Below are records; count the lines in them that hold "Resistência" and give only the count.
## begin Data provided
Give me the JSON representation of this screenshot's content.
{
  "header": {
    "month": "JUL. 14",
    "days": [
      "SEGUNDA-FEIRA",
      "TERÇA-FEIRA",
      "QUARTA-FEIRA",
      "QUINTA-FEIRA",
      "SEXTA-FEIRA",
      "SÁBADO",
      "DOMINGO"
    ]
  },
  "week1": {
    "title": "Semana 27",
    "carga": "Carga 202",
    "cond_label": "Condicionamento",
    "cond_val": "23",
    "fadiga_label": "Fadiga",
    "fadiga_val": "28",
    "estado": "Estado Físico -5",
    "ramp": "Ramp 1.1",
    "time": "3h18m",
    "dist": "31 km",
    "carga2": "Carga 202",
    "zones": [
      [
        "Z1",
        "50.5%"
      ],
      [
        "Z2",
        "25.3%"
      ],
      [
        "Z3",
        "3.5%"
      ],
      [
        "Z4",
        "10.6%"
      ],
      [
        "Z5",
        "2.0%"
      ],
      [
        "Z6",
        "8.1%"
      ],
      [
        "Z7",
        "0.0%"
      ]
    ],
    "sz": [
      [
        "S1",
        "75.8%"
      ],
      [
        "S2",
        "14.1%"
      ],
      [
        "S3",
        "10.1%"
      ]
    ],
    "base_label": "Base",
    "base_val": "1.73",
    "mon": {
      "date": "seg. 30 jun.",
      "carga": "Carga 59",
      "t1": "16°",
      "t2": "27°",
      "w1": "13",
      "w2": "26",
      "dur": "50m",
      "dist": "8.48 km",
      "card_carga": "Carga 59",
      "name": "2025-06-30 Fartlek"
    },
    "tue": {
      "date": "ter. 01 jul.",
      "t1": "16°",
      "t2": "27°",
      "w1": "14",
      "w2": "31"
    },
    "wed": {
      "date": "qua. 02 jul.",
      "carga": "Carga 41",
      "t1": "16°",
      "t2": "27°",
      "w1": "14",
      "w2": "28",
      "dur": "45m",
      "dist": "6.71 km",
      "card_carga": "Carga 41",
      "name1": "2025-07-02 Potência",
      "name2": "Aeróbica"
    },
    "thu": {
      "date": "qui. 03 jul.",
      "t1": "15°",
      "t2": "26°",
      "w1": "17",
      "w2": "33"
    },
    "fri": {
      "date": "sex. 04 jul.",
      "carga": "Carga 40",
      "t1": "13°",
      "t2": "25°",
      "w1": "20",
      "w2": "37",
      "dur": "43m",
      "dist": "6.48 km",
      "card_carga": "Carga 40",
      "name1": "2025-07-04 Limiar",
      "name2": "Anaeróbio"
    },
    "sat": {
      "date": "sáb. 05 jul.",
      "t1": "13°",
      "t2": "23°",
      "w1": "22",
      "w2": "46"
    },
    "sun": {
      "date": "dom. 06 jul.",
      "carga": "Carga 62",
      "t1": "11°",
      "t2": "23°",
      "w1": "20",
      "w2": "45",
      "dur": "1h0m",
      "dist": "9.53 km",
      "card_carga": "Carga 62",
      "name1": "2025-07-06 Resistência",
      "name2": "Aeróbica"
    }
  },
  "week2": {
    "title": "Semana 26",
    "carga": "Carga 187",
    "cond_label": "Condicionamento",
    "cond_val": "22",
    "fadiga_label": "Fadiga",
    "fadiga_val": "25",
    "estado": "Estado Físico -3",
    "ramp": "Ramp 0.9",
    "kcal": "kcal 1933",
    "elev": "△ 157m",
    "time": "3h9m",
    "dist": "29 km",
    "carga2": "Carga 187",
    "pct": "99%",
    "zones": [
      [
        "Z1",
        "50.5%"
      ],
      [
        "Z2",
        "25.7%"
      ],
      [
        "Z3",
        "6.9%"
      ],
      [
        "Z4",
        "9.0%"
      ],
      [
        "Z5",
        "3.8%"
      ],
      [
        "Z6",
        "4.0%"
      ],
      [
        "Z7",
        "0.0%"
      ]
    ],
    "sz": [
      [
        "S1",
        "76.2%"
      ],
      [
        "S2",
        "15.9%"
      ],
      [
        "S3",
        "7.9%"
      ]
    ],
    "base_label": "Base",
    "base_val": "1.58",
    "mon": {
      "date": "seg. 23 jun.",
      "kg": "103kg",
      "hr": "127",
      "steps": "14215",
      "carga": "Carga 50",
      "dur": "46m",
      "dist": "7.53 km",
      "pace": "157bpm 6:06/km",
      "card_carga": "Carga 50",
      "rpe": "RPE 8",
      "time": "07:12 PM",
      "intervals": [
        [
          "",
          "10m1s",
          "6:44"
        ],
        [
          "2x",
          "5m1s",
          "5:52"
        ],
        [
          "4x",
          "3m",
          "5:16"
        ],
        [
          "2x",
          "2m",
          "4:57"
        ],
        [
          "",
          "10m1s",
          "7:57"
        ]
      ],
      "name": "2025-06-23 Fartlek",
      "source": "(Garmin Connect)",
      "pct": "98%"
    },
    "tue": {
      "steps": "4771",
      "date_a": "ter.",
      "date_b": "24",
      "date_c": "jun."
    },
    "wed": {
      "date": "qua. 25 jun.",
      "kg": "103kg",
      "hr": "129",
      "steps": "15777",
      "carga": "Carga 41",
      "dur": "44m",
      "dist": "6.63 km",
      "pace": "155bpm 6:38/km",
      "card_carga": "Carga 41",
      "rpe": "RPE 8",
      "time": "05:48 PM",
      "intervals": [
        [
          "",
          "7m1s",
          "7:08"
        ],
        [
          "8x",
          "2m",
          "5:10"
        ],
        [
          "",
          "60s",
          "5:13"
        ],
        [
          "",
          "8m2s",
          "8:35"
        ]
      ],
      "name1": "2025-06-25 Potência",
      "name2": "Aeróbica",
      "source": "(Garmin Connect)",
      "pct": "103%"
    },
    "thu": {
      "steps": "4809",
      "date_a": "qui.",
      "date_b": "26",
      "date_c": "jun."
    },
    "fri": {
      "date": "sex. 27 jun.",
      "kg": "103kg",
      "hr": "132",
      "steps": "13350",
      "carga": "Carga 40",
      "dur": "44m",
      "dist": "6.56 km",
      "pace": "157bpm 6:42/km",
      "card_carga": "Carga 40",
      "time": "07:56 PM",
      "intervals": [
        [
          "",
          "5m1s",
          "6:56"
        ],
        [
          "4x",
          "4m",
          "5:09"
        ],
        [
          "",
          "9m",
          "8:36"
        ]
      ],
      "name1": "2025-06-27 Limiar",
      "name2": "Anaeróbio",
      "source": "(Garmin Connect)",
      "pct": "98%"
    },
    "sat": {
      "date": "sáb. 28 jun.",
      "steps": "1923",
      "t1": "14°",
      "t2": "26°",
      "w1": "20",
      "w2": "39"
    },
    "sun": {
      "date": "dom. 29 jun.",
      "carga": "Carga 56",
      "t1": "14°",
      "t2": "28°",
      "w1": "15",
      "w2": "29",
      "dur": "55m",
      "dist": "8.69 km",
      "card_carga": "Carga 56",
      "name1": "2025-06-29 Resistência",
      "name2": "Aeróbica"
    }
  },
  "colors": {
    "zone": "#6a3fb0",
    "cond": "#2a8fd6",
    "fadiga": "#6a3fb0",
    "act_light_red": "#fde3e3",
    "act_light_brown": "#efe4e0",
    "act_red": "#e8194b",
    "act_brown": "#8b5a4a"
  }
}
## end Data provided
Task response: 2